• [Enunciado 1] Copie textualmente as linhas dos registos, começando no início dos registos e terminando na linha que contém "data-cell (666, 399, 668, 405)", ambas incluídas.

Acórdão nº 10188/13 de Tribunal Central Administrativo Sul, 28 de Fevereiro de 2018

Magistrado ResponsávelANA CELESTE CARVALHO
Data da Resolução28 de Fevereiro de 2018
EmissorTribunal Central Administrativo Sul

Acordam em conferência na Secção de Contencioso Administrativo do Tribunal Central Administrativo Sul: I – RELATÓRIO O Município de Sintra, devidamente identificado nos autos, veio interpor recurso jurisdicional da sentença do Tribunal Administrativo e Fiscal de Sintra, datada de 14/11/2012, que no âmbito da ação administrativa comum, sob a forma ordinária instaurada pela Sociedade Construções …………………., Lda.

, julgou improcedente a exceção de prescrição e a ação parcialmente procedente, condenando o Réu a pagar à Autora, a título de danos patrimoniais, os montantes de € 65.077,36, despendidos com a emissão dos alvarás de licença n.ºs 77/96 e 78/97, juros de mora desde 23/01/2004 até 22/01/2009 sobre a importância de € 65.077,36, à taxa legal, a quantia que vier a ser liquidada, correspondente ao material e mão de obra gastos pela Autora, com a movimentação de terras, fundações, muralhas e pilares, nos lotes A e B, no período entre 26/01/1996 e 27/03/1996 e os juros de mora sobre a importância de € 65.077,36 e a que vier a ser liquidada para pagamento das obras realizadas pela Autora, nos lotes A e B, entre 26/01/1996 e 27/03/1996, desde a citação do Réu (30/01/2009), até integral pagamento das quantias em dívida, absolvendo o Réu do demais peticionado.

Formula o aqui Recorrente nas respetivas alegações (cfr. fls. 637 e segs. – paginação referente ao processo em suporte físico, tal como as referências posteriores), as seguintes conclusões que infra e na íntegra se reproduzem: “I. A douta sentença recorrida faz uma errada interpretação e aplicação da lei.

  1. Designadamente quando determina o regime de prescrição aplicável aos factos provados.

  2. Quando faz uma contagem dos prazos de prescrição oponíveis pelo ora recorrido a partir do trânsito de uma decisão judicial em que o ora recorrido não foi parte, IV. E quando considera aplicável o regime do enriquecimento sem causa ao pedido de indemnização da ora recorrida, presumindo erradamente que o Município obteve algum benefício das obras realizadas pela recorrida, sendo certo que tal não é verdade e não consta de nenhum dos factos provados.

• [Listagem]
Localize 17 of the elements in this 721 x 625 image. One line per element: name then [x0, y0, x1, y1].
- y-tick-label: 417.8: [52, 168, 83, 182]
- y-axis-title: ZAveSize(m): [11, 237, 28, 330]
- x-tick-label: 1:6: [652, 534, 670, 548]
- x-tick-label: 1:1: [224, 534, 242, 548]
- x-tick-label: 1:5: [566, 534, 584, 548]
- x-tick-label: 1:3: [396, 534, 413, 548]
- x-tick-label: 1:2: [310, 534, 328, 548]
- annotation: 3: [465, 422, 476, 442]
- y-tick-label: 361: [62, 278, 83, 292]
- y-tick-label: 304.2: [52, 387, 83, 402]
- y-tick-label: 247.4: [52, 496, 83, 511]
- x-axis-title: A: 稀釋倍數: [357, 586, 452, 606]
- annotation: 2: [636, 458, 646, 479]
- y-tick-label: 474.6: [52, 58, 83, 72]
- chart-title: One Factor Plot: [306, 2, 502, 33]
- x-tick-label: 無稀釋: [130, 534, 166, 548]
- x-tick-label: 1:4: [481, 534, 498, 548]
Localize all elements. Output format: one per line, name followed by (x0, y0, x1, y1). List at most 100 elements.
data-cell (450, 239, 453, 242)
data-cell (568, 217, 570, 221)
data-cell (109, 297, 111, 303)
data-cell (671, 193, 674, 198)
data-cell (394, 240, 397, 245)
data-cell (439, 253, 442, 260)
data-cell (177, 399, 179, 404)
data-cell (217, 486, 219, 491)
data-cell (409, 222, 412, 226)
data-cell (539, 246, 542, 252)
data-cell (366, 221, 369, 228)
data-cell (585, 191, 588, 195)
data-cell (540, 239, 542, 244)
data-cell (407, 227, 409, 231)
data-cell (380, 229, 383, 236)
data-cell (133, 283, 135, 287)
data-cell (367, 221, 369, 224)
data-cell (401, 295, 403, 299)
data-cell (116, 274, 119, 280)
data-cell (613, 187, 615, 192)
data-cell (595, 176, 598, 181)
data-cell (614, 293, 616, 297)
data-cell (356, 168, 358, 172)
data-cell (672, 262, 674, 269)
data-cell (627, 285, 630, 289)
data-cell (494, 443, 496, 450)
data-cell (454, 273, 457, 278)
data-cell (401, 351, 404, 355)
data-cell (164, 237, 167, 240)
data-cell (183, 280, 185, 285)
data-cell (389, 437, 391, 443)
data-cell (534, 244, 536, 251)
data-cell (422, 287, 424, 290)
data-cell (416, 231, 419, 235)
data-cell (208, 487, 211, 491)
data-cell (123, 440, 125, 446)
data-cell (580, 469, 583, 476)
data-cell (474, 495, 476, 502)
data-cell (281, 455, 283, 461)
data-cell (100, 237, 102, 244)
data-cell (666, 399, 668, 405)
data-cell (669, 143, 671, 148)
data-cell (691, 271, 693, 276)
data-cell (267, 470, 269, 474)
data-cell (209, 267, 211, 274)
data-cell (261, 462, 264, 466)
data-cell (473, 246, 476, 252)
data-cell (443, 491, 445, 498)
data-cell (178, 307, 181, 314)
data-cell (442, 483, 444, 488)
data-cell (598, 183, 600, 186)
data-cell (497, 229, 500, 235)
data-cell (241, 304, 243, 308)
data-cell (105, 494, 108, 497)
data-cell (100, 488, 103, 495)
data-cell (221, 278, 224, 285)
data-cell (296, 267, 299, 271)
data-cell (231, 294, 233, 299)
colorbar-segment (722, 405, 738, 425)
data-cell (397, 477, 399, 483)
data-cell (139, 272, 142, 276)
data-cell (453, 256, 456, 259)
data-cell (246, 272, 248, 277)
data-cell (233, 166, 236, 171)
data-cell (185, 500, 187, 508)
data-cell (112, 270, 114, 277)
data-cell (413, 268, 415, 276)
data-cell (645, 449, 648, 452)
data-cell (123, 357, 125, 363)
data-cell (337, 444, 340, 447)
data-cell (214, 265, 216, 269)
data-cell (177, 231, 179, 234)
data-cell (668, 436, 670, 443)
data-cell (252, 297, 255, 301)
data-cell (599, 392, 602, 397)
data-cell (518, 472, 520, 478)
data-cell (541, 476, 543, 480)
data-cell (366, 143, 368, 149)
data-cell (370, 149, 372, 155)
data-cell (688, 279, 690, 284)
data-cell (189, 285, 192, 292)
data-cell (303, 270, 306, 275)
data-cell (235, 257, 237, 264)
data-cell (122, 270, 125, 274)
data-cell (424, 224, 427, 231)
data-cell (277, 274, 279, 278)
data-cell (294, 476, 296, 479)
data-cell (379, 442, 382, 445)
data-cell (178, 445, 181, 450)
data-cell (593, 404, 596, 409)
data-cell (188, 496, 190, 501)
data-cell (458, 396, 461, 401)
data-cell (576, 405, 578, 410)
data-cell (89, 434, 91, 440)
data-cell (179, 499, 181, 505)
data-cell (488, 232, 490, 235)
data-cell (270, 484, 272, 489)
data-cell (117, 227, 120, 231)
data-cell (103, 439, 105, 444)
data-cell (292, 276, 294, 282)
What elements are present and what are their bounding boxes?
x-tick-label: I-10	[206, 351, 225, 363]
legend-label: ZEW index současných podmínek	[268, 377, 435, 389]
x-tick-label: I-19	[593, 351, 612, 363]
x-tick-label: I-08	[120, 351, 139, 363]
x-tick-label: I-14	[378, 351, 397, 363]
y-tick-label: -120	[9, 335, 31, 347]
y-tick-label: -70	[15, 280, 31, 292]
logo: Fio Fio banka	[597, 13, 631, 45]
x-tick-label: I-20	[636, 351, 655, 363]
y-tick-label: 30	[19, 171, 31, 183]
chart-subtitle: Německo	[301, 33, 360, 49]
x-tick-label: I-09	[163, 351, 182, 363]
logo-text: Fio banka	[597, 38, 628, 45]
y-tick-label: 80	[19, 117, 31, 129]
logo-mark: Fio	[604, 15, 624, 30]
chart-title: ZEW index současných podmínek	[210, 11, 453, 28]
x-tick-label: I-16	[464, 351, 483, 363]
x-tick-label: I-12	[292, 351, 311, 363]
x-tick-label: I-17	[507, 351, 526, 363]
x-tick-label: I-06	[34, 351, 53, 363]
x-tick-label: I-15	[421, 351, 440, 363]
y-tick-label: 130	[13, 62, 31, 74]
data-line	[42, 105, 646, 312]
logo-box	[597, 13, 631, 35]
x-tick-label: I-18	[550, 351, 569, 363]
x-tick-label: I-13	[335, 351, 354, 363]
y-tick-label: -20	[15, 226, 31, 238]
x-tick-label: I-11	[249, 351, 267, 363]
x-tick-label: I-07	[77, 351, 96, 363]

• [Enunciado 2] Como se traduz para inglês a frase do acórdão "A douta sentença recorrida faz uma errada interpretação e aplicação da lei."?

• [Resolução 1]
Localize 17 of the elements in this 721 x 625 image. One line per element: name then [x0, y0, x1, y1].
- y-tick-label: 417.8: [52, 168, 83, 182]
- y-axis-title: ZAveSize(m): [11, 237, 28, 330]
- x-tick-label: 1:6: [652, 534, 670, 548]
- x-tick-label: 1:1: [224, 534, 242, 548]
- x-tick-label: 1:5: [566, 534, 584, 548]
- x-tick-label: 1:3: [396, 534, 413, 548]
- x-tick-label: 1:2: [310, 534, 328, 548]
- annotation: 3: [465, 422, 476, 442]
- y-tick-label: 361: [62, 278, 83, 292]
- y-tick-label: 304.2: [52, 387, 83, 402]
- y-tick-label: 247.4: [52, 496, 83, 511]
- x-axis-title: A: 稀釋倍數: [357, 586, 452, 606]
- annotation: 2: [636, 458, 646, 479]
- y-tick-label: 474.6: [52, 58, 83, 72]
- chart-title: One Factor Plot: [306, 2, 502, 33]
- x-tick-label: 無稀釋: [130, 534, 166, 548]
- x-tick-label: 1:4: [481, 534, 498, 548]
Localize all elements. Output format: one per line, name followed by (x0, y0, x1, y1). List at most 100 elements.
data-cell (450, 239, 453, 242)
data-cell (568, 217, 570, 221)
data-cell (109, 297, 111, 303)
data-cell (671, 193, 674, 198)
data-cell (394, 240, 397, 245)
data-cell (439, 253, 442, 260)
data-cell (177, 399, 179, 404)
data-cell (217, 486, 219, 491)
data-cell (409, 222, 412, 226)
data-cell (539, 246, 542, 252)
data-cell (366, 221, 369, 228)
data-cell (585, 191, 588, 195)
data-cell (540, 239, 542, 244)
data-cell (407, 227, 409, 231)
data-cell (380, 229, 383, 236)
data-cell (133, 283, 135, 287)
data-cell (367, 221, 369, 224)
data-cell (401, 295, 403, 299)
data-cell (116, 274, 119, 280)
data-cell (613, 187, 615, 192)
data-cell (595, 176, 598, 181)
data-cell (614, 293, 616, 297)
data-cell (356, 168, 358, 172)
data-cell (672, 262, 674, 269)
data-cell (627, 285, 630, 289)
data-cell (494, 443, 496, 450)
data-cell (454, 273, 457, 278)
data-cell (401, 351, 404, 355)
data-cell (164, 237, 167, 240)
data-cell (183, 280, 185, 285)
data-cell (389, 437, 391, 443)
data-cell (534, 244, 536, 251)
data-cell (422, 287, 424, 290)
data-cell (416, 231, 419, 235)
data-cell (208, 487, 211, 491)
data-cell (123, 440, 125, 446)
data-cell (580, 469, 583, 476)
data-cell (474, 495, 476, 502)
data-cell (281, 455, 283, 461)
data-cell (100, 237, 102, 244)
data-cell (666, 399, 668, 405)

• [Resolução 2] The learned judgment under appeal makes an erroneous interpretation and application of the law.